- [Exercise prompt]
Output every line of the items below unchanged, in the same order.

- [Dataset content]
^^^^^^^^

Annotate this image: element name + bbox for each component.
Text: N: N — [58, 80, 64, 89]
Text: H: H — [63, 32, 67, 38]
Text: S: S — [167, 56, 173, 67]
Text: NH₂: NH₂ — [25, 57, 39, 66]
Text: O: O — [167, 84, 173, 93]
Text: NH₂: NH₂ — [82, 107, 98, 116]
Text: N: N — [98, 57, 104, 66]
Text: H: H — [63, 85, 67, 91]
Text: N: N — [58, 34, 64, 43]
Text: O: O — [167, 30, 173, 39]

^^^^^^^^

- [Result of this task]
Annotate this image: element name + bbox for each component.
Text: N: N — [58, 80, 64, 89]
Text: H: H — [63, 32, 67, 38]
Text: S: S — [167, 56, 173, 67]
Text: NH₂: NH₂ — [25, 57, 39, 66]
Text: O: O — [167, 84, 173, 93]
Text: NH₂: NH₂ — [82, 107, 98, 116]
Text: N: N — [98, 57, 104, 66]
Text: H: H — [63, 85, 67, 91]
Text: N: N — [58, 34, 64, 43]
Text: O: O — [167, 30, 173, 39]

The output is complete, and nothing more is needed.